Requirement » Each and every line of the data must appear exactly as given.

(Data records for software interfaces)
■ ■ ■

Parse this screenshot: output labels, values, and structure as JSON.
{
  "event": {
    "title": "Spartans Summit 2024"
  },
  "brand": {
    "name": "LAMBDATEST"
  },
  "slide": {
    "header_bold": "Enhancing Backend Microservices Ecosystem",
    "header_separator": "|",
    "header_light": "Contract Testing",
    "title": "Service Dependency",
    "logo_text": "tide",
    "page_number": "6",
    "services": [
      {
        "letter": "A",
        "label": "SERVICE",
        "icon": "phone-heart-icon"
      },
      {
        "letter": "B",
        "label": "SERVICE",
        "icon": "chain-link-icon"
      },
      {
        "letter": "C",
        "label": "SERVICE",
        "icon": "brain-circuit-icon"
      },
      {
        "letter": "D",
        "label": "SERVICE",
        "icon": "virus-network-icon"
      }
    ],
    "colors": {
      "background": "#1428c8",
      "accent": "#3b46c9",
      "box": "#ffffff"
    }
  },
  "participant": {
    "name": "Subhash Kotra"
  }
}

■ ■ ■

Reply »
Parse this screenshot: output labels, values, and structure as JSON.
{
  "event": {
    "title": "Spartans Summit 2024"
  },
  "brand": {
    "name": "LAMBDATEST"
  },
  "slide": {
    "header_bold": "Enhancing Backend Microservices Ecosystem",
    "header_separator": "|",
    "header_light": "Contract Testing",
    "title": "Service Dependency",
    "logo_text": "tide",
    "page_number": "6",
    "services": [
      {
        "letter": "A",
        "label": "SERVICE",
        "icon": "phone-heart-icon"
      },
      {
        "letter": "B",
        "label": "SERVICE",
        "icon": "chain-link-icon"
      },
      {
        "letter": "C",
        "label": "SERVICE",
        "icon": "brain-circuit-icon"
      },
      {
        "letter": "D",
        "label": "SERVICE",
        "icon": "virus-network-icon"
      }
    ],
    "colors": {
      "background": "#1428c8",
      "accent": "#3b46c9",
      "box": "#ffffff"
    }
  },
  "participant": {
    "name": "Subhash Kotra"
  }
}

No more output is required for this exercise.